*PROMPT 1*
Extract the passage of the workflow endpoints documentation starting at "Edge fields" and ending at "configuration (see below)".
*PROMPT 2*
Continue the workflow endpoints documentation from the point where it stops.

*SOURCE TEXT*
▼

Skip to main content

Workflow Endpoints

Create and manage multi-step scraping pipelines via HTTP.

Create workflow

Create a new workflow with nodes and edges.
POST /api/workflows

Request body

{
  "name": "Job Scraper",
  "description": "Scrape job listings then detail pages",
  "nodes": [
    {
      "node_key": "index",
      "strategy_id": "550e8400-e29b-41d4-a716-446655440000",
      "input_type": "static_urls",
      "static_urls": ["https://jobs.com/listings"]
    },
    {
      "node_key": "details",
      "strategy_id": "660e8400-e29b-41d4-a716-446655440000",
      "input_type": "upstream_urls",
      "url_field": "job_url"
    }
  ],
  "edges": [
    {
      "source_node_key": "index",
      "target_node_key": "details"
    }
  ]
}

Node fields

FieldTypeRequiredDescription
node_keystringYesUnique identifier within the workflow
strategy_idUUIDYesStrategy to use for scraping
input_typestringYesstatic_urls, upstream_urls, or upstream_data
static_urlsarrayConditionalURLs for static_urls input type
url_fieldstringConditionalField name for upstream_urls input type
static_parametersobjectNoAPI parameter overrides
parameter_configobjectNoMap upstream fields to strategy parameters

Edge fields

FieldTypeRequiredDescription
source_node_keystringYesSource node identifier
target_node_keystringYesTarget node identifier
filter_configobjectNoFilter configuration (see below)

Filter config

{
  "mode": "all",
  "conditions": [
    {"field": "category", "operator": "contains", "value": "tech", "case_sensitive": false}
  ]
}
OperatorDescription
containsField contains substring
not_containsField does not contain substring
equalsExact match
not_equalsNot exact match
regex_matchRegex pattern match
existsField exists and is non-empty
not_existsField is missing or empty
gtGreater than
ltLess than
Use mode: "all" for AND logic, mode: "any" for OR logic.

Response

{
  "id": "990e8400-e29b-41d4-a716-446655440000",
  "name": "Job Scraper",
  "description": "Scrape job listings then detail pages",
  "nodes": [...],
  "edges": [...],
  "created_at": "2025-01-15T10:30:00Z",
  "updated_at": "2025-01-15T10:30:00Z"

▲

*DATA ENTRIES*
▼

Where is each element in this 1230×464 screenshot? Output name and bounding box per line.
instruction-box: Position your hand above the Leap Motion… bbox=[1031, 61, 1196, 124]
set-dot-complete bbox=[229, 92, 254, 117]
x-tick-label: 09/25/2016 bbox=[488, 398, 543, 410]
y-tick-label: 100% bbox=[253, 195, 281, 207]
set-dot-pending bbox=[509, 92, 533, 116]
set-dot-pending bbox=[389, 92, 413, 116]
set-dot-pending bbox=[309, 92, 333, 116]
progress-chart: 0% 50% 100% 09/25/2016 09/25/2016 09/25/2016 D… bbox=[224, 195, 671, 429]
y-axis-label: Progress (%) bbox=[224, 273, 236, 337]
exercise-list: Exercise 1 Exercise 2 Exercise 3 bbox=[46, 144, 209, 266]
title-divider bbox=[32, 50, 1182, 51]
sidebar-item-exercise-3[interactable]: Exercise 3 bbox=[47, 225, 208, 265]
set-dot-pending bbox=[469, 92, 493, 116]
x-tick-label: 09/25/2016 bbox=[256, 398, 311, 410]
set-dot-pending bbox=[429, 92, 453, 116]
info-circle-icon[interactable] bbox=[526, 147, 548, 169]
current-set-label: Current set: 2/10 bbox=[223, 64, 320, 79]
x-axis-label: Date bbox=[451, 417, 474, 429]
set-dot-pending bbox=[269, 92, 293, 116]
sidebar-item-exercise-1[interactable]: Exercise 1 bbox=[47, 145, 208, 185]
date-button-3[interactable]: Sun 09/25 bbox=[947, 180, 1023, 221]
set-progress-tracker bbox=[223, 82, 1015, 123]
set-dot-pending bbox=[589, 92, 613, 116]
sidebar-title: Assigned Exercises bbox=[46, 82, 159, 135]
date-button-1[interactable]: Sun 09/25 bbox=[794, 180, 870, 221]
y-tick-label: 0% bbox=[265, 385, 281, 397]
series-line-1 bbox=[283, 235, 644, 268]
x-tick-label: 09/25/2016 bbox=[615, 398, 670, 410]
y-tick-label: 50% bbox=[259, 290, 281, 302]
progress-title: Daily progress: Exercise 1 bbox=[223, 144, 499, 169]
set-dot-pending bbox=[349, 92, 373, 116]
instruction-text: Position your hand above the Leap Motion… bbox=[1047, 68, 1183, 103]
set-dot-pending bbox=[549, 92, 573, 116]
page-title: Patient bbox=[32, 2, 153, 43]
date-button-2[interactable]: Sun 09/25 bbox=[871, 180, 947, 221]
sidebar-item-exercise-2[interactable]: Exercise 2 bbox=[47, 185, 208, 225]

▲

*EXERCISE ANSWER 1*
Edge fields

FieldTypeRequiredDescription
source_node_keystringYesSource node identifier
target_node_keystringYesTarget node identifier
filter_configobjectNoFilter configuration (see below)

*EXERCISE ANSWER 2*
}

Example

curl -X POST https://api.meter.sh/api/workflows \
  -H "Authorization: Bearer sk_live_..." \
  -H "Content-Type: application/json" \
  -d '{
    "name": "Job Scraper",
    "nodes": [
      {
        "node_key": "index",
        "strategy_id": "550e8400-e29b-41d4-a716-446655440000",
        "input_type": "static_urls",
        "static_urls": ["https://jobs.com/listings"]
      },
      {
        "node_key": "details",
        "strategy_id": "660e8400-e29b-41d4-a716-446655440000",
        "input_type": "upstream_urls",
        "url_field": "job_url"
      }
    ],
    "edges": [
      {"source_node_key": "index", "target_node_key": "details"}
    ]
  }'

Get workflow

GET /api/workflows/{workflow_id}
Returns workflow details including nodes and edges.

List workflows

GET /api/workflows?limit=50&offset=0

Query parameters

ParameterTypeRequiredDescription
limitintegerNoMax results (default: 50)
offsetintegerNoResults to skip (default: 0)

Update workflow

Update workflow metadata.
PUT /api/workflows/{workflow_id}

Request body

{
  "name": "Updated Name",
  "description": "Updated description"
}

Delete workflow

Delete a workflow and all associated runs and schedules.
DELETE /api/workflows/{workflow_id}

Add node

Add a node to an existing workflow.
POST /api/workflows/{workflow_id}/nodes

Request body

{
  "node_key": "new_node",
  "strategy_id": "550e8400-e29b-41d4-a716-446655440000",
  "input_type": "upstream_urls",
  "url_field": "link"
}

Update node

PUT /api/workflows/{workflow_id}/nodes/{node_id}

Delete node

DELETE /api/workflows/{workflow_id}/nodes/{node_id}

Add edge

Connect two nodes.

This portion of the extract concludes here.